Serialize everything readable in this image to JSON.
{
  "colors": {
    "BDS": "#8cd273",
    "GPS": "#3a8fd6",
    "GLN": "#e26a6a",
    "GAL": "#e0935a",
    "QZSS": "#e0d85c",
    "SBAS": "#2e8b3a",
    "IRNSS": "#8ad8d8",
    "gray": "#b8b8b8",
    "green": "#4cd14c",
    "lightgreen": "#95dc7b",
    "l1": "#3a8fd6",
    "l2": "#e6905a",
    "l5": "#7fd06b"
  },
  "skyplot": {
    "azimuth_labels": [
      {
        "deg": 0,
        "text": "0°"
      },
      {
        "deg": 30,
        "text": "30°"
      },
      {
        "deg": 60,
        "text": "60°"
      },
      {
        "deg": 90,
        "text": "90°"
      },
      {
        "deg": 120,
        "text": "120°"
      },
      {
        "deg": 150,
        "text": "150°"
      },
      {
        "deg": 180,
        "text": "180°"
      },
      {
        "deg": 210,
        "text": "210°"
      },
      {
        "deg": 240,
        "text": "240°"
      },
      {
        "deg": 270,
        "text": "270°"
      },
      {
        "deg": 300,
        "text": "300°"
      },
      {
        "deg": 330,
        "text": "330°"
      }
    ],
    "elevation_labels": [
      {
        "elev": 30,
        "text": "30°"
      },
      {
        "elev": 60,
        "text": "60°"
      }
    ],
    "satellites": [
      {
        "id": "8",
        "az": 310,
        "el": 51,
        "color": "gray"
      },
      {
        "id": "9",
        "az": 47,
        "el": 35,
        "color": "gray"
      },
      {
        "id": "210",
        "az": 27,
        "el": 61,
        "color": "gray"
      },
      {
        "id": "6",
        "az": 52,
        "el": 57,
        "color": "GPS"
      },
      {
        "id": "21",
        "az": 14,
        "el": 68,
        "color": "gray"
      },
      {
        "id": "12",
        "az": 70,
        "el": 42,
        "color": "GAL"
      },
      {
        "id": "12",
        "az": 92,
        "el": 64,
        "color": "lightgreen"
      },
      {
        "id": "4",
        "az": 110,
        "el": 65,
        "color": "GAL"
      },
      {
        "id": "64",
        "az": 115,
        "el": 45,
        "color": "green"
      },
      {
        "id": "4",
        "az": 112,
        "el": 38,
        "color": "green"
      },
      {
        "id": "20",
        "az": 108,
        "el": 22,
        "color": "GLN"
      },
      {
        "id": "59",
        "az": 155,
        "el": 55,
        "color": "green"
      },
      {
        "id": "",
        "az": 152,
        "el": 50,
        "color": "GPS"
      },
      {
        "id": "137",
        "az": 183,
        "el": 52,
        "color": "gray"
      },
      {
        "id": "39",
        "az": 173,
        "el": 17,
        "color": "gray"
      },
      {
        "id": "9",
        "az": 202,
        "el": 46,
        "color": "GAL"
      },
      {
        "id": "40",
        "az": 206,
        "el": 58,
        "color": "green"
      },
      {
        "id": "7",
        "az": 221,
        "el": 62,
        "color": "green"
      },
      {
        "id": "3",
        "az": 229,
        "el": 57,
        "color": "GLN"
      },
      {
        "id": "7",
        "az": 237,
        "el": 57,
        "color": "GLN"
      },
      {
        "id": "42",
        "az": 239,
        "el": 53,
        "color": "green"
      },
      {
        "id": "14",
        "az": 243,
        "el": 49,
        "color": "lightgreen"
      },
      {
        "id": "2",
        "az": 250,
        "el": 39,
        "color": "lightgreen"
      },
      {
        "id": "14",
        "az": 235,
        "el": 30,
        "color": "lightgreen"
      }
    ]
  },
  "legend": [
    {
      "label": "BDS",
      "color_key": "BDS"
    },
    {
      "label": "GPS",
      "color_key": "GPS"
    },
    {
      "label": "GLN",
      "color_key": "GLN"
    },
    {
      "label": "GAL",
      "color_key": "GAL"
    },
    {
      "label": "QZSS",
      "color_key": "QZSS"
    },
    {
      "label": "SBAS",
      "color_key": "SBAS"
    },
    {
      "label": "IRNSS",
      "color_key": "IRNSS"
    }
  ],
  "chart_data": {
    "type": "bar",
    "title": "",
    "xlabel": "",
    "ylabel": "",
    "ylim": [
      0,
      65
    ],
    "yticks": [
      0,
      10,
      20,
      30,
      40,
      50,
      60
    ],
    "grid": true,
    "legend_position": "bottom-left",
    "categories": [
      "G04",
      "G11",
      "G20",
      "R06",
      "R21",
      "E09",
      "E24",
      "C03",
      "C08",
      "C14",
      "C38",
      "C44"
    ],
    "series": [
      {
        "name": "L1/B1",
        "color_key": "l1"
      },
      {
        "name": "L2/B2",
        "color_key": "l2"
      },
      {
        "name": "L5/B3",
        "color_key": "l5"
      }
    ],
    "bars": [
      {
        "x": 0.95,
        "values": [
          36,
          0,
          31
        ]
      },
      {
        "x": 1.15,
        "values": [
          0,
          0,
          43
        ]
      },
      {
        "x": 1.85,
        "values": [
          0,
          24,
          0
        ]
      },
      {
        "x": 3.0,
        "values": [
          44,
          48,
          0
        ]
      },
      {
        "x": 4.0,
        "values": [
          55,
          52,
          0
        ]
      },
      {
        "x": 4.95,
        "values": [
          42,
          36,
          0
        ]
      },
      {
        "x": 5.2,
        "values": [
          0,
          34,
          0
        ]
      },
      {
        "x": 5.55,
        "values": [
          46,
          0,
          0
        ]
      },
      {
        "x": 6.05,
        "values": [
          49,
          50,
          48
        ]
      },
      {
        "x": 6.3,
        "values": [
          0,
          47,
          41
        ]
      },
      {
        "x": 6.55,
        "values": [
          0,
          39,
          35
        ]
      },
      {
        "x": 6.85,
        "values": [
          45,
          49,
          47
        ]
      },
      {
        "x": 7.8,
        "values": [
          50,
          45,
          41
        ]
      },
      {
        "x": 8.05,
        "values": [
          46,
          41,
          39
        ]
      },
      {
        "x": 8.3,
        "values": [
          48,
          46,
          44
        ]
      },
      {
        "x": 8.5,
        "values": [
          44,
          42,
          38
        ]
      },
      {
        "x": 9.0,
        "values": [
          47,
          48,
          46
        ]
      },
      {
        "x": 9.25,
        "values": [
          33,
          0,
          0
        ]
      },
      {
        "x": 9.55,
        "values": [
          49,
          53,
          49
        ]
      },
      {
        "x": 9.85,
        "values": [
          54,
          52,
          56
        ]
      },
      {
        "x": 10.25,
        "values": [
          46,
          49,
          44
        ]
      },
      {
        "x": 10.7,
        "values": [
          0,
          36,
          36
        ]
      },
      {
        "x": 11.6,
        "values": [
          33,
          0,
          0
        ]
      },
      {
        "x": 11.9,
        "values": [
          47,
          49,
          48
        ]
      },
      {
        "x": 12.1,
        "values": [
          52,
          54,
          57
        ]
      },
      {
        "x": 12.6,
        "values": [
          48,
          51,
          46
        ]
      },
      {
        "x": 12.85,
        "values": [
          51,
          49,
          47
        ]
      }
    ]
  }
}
-=-=-=-=-
**Instructions for the task**
Pull out all lines of the data with the string "QZSS".

**Result of the exercise**
    "QZSS": "#e0d85c",
      "label": "QZSS",
      "color_key": "QZSS"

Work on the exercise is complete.